_EXERCISE_
Select the lines below containing the word "информации".

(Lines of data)
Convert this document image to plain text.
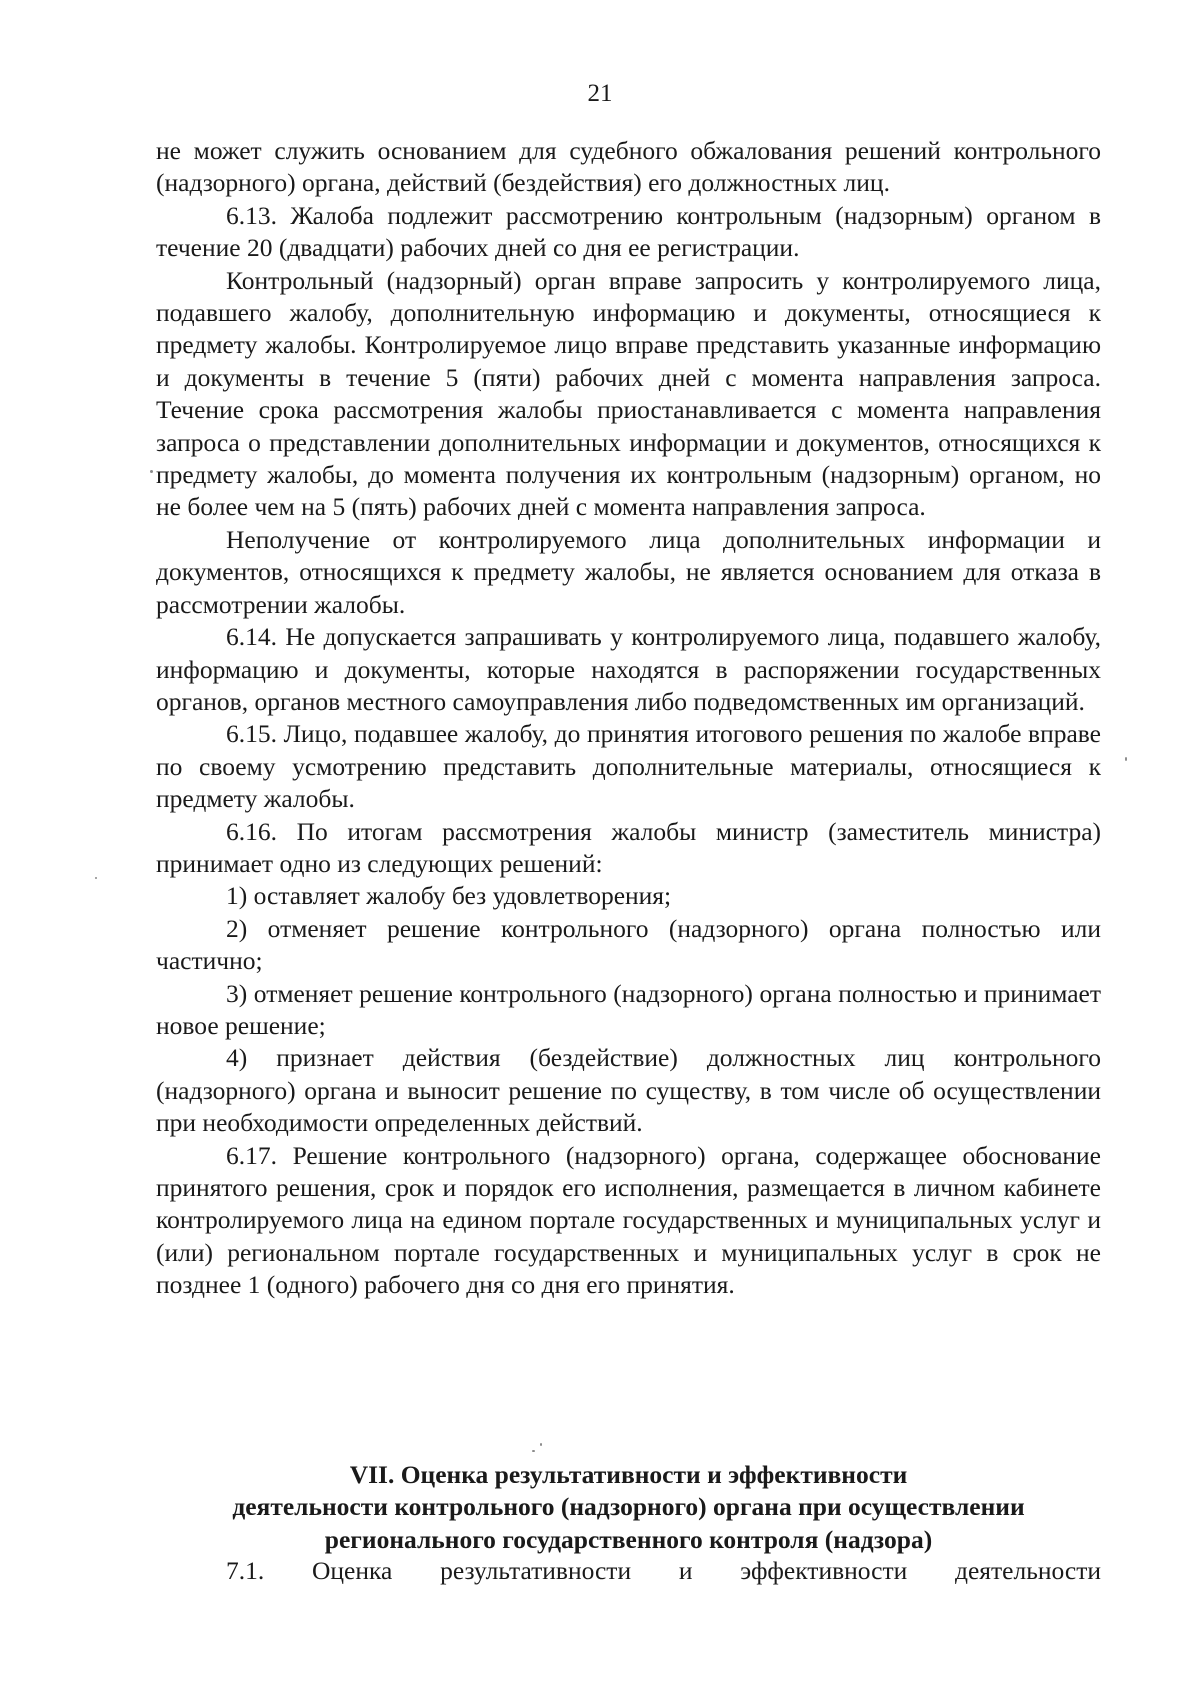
21

не может служить основанием для судебного обжалования решений контрольного (надзорного) органа, действий (бездействия) его должностных лиц.

6.13. Жалоба подлежит рассмотрению контрольным (надзорным) органом в течение 20 (двадцати) рабочих дней со дня ее регистрации.

Контрольный (надзорный) орган вправе запросить у контролируемого лица, подавшего жалобу, дополнительную информацию и документы, относящиеся к предмету жалобы. Контролируемое лицо вправе представить указанные информацию и документы в течение 5 (пяти) рабочих дней с момента направления запроса. Течение срока рассмотрения жалобы приостанавливается с момента направления запроса о представлении дополнительных информации и документов, относящихся к предмету жалобы, до момента получения их контрольным (надзорным) органом, но не более чем на 5 (пять) рабочих дней с момента направления запроса.

Неполучение от контролируемого лица дополнительных информации и документов, относящихся к предмету жалобы, не является основанием для отказа в рассмотрении жалобы.

6.14. Не допускается запрашивать у контролируемого лица, подавшего жалобу, информацию и документы, которые находятся в распоряжении государственных органов, органов местного самоуправления либо подведомственных им организаций.

6.15. Лицо, подавшее жалобу, до принятия итогового решения по жалобе вправе по своему усмотрению представить дополнительные материалы, относящиеся к предмету жалобы.

6.16. По итогам рассмотрения жалобы министр (заместитель министра) принимает одно из следующих решений:

1) оставляет жалобу без удовлетворения;

2) отменяет решение контрольного (надзорного) органа полностью или частично;

3) отменяет решение контрольного (надзорного) органа полностью и принимает новое решение;

4) признает действия (бездействие) должностных лиц контрольного (надзорного) органа и выносит решение по существу, в том числе об осуществлении при необходимости определенных действий.

6.17. Решение контрольного (надзорного) органа, содержащее обоснование принятого решения, срок и порядок его исполнения, размещается в личном кабинете контролируемого лица на едином портале государственных и муниципальных услуг и (или) региональном портале государственных и муниципальных услуг в срок не позднее 1 (одного) рабочего дня со дня его принятия.

VII. Оценка результативности и эффективности
деятельности контрольного (надзорного) органа при осуществлении
регионального государственного контроля (надзора)

7.1. Оценка результативности и эффективности деятельности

_REPLY_
Контрольный (надзорный) орган вправе запросить у контролируемого лица, подавшего жалобу, дополнительную информацию и документы, относящиеся к предмету жалобы. Контролируемое лицо вправе представить указанные информацию и документы в течение 5 (пяти) рабочих дней с момента направления запроса. Течение срока рассмотрения жалобы приостанавливается с момента направления запроса о представлении дополнительных информации и документов, относящихся к предмету жалобы, до момента получения их контрольным (надзорным) органом, но не более чем на 5 (пять) рабочих дней с момента направления запроса.
Неполучение от контролируемого лица дополнительных информации и документов, относящихся к предмету жалобы, не является основанием для отказа в рассмотрении жалобы.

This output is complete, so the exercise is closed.